START The input
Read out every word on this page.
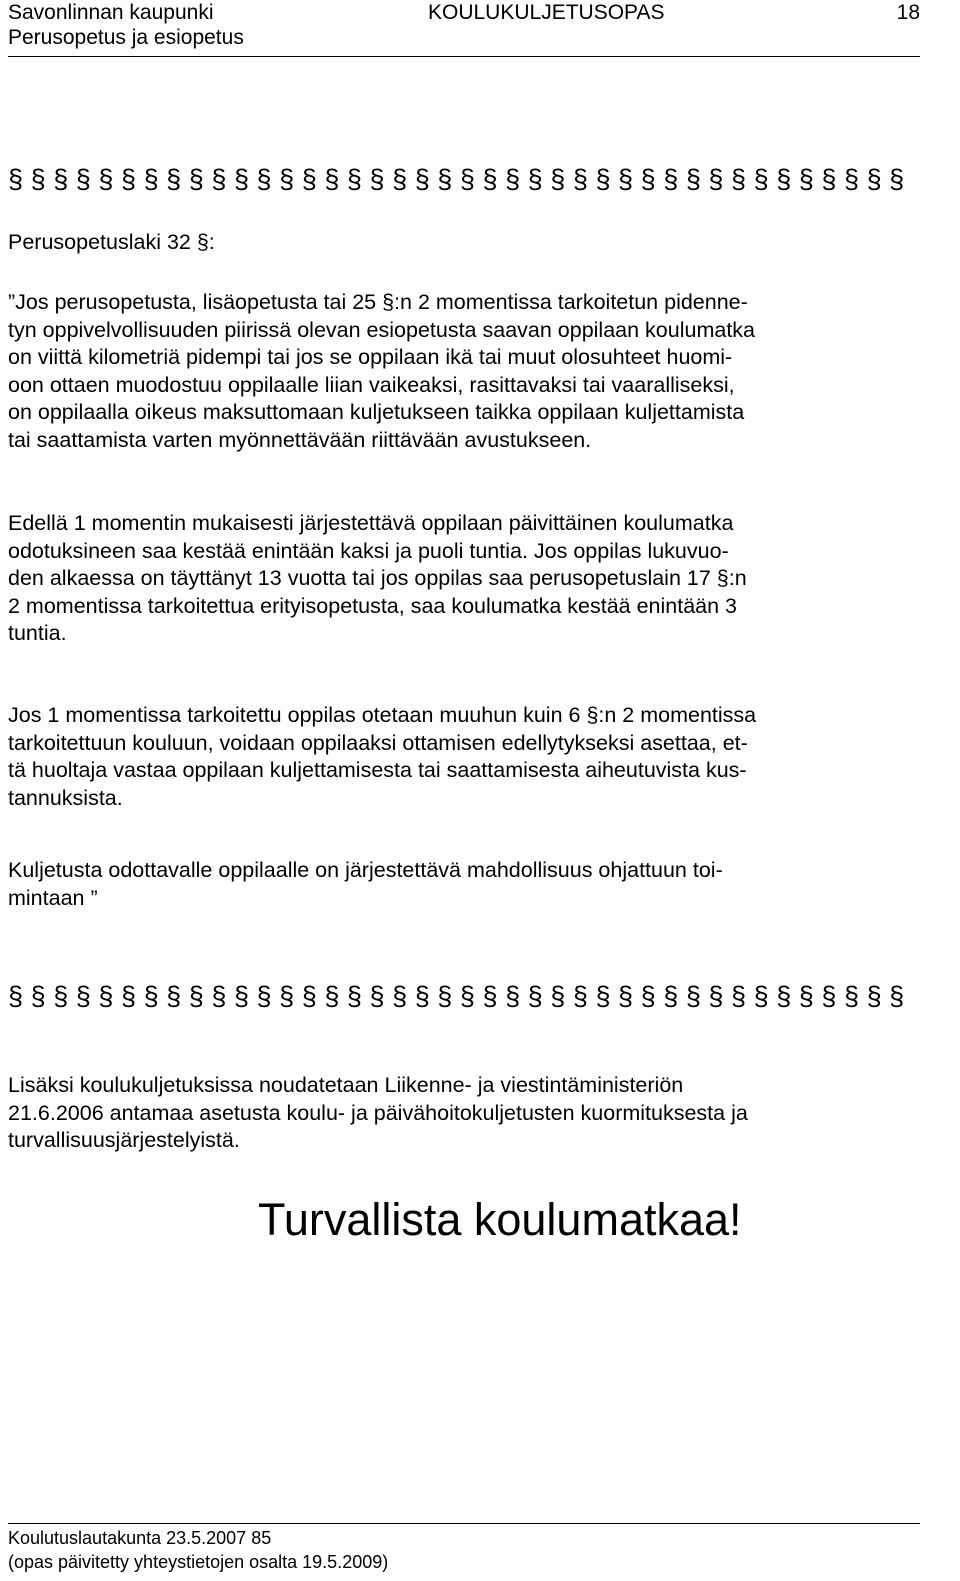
Savonlinnan kaupunki
Perusopetus ja esiopetus
KOULUKULJETUSOPAS	18
§ § § § § § § § § § § § § § § § § § § § § § § § § § § § § § § § § § § § § § § §
Perusopetuslaki 32 §:
”Jos perusopetusta, lisäopetusta tai 25 §:n 2 momentissa tarkoitetun pidenne-
tyn oppivelvollisuuden piirissä olevan esiopetusta saavan oppilaan koulumatka
on viittä kilometriä pidempi tai jos se oppilaan ikä tai muut olosuhteet huomi-
oon ottaen muodostuu oppilaalle liian vaikeaksi, rasittavaksi tai vaaralliseksi,
on oppilaalla oikeus maksuttomaan kuljetukseen taikka oppilaan kuljettamista
tai saattamista varten myönnettävään riittävään avustukseen.
Edellä 1 momentin mukaisesti järjestettävä oppilaan päivittäinen koulumatka
odotuksineen saa kestää enintään kaksi ja puoli tuntia. Jos oppilas lukuvuo-
den alkaessa on täyttänyt 13 vuotta tai jos oppilas saa perusopetuslain 17 §:n
2 momentissa tarkoitettua erityisopetusta, saa koulumatka kestää enintään 3
tuntia.
Jos 1 momentissa tarkoitettu oppilas otetaan muuhun kuin 6 §:n 2 momentissa
tarkoitettuun kouluun, voidaan oppilaaksi ottamisen edellytykseksi asettaa, et-
tä huoltaja vastaa oppilaan kuljettamisesta tai saattamisesta aiheutuvista kus-
tannuksista.
Kuljetusta odottavalle oppilaalle on järjestettävä mahdollisuus ohjattuun toi-
mintaan ”
§ § § § § § § § § § § § § § § § § § § § § § § § § § § § § § § § § § § § § § § §
Lisäksi koulukuljetuksissa noudatetaan Liikenne- ja viestintäministeriön
21.6.2006 antamaa asetusta koulu- ja päivähoitokuljetusten kuormituksesta ja
turvallisuusjärjestelyistä.
Turvallista koulumatkaa!
Koulutuslautakunta 23.5.2007 85
(opas päivitetty yhteystietojen osalta 19.5.2009)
END The input
**Exercise brief**
Write out the entries above word for word. Do not include the pictures.

**Result**
Read out every word on this page.
Savonlinnan kaupunki
Perusopetus ja esiopetus
KOULUKULJETUSOPAS	18
§ § § § § § § § § § § § § § § § § § § § § § § § § § § § § § § § § § § § § § § §
Perusopetuslaki 32 §:
”Jos perusopetusta, lisäopetusta tai 25 §:n 2 momentissa tarkoitetun pidenne-
tyn oppivelvollisuuden piirissä olevan esiopetusta saavan oppilaan koulumatka
on viittä kilometriä pidempi tai jos se oppilaan ikä tai muut olosuhteet huomi-
oon ottaen muodostuu oppilaalle liian vaikeaksi, rasittavaksi tai vaaralliseksi,
on oppilaalla oikeus maksuttomaan kuljetukseen taikka oppilaan kuljettamista
tai saattamista varten myönnettävään riittävään avustukseen.
Edellä 1 momentin mukaisesti järjestettävä oppilaan päivittäinen koulumatka
odotuksineen saa kestää enintään kaksi ja puoli tuntia. Jos oppilas lukuvuo-
den alkaessa on täyttänyt 13 vuotta tai jos oppilas saa perusopetuslain 17 §:n
2 momentissa tarkoitettua erityisopetusta, saa koulumatka kestää enintään 3
tuntia.
Jos 1 momentissa tarkoitettu oppilas otetaan muuhun kuin 6 §:n 2 momentissa
tarkoitettuun kouluun, voidaan oppilaaksi ottamisen edellytykseksi asettaa, et-
tä huoltaja vastaa oppilaan kuljettamisesta tai saattamisesta aiheutuvista kus-
tannuksista.
Kuljetusta odottavalle oppilaalle on järjestettävä mahdollisuus ohjattuun toi-
mintaan ”
§ § § § § § § § § § § § § § § § § § § § § § § § § § § § § § § § § § § § § § § §
Lisäksi koulukuljetuksissa noudatetaan Liikenne- ja viestintäministeriön
21.6.2006 antamaa asetusta koulu- ja päivähoitokuljetusten kuormituksesta ja
turvallisuusjärjestelyistä.
Turvallista koulumatkaa!
Koulutuslautakunta 23.5.2007 85
(opas päivitetty yhteystietojen osalta 19.5.2009)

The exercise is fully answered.